Copy out each line below exactly as it appears.

(Saved data entries)
^^^^
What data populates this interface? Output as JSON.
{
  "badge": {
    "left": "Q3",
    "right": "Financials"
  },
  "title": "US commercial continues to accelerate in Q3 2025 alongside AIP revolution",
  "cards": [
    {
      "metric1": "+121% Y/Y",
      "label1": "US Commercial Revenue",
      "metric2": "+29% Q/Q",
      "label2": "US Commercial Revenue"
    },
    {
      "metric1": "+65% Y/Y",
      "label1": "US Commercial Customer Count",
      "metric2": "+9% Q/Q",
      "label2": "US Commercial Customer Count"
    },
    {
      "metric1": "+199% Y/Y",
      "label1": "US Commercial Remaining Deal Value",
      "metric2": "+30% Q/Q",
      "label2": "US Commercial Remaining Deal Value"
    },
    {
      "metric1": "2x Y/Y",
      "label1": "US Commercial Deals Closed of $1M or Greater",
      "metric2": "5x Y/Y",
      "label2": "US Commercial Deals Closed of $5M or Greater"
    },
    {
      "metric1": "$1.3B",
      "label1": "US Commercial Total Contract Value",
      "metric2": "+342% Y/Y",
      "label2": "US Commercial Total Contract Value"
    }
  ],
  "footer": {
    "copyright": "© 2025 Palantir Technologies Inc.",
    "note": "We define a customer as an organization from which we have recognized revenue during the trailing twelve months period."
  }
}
^^^^
- _OUTPUT_:
What data populates this interface? Output as JSON.
{
  "badge": {
    "left": "Q3",
    "right": "Financials"
  },
  "title": "US commercial continues to accelerate in Q3 2025 alongside AIP revolution",
  "cards": [
    {
      "metric1": "+121% Y/Y",
      "label1": "US Commercial Revenue",
      "metric2": "+29% Q/Q",
      "label2": "US Commercial Revenue"
    },
    {
      "metric1": "+65% Y/Y",
      "label1": "US Commercial Customer Count",
      "metric2": "+9% Q/Q",
      "label2": "US Commercial Customer Count"
    },
    {
      "metric1": "+199% Y/Y",
      "label1": "US Commercial Remaining Deal Value",
      "metric2": "+30% Q/Q",
      "label2": "US Commercial Remaining Deal Value"
    },
    {
      "metric1": "2x Y/Y",
      "label1": "US Commercial Deals Closed of $1M or Greater",
      "metric2": "5x Y/Y",
      "label2": "US Commercial Deals Closed of $5M or Greater"
    },
    {
      "metric1": "$1.3B",
      "label1": "US Commercial Total Contract Value",
      "metric2": "+342% Y/Y",
      "label2": "US Commercial Total Contract Value"
    }
  ],
  "footer": {
    "copyright": "© 2025 Palantir Technologies Inc.",
    "note": "We define a customer as an organization from which we have recognized revenue during the trailing twelve months period."
  }
}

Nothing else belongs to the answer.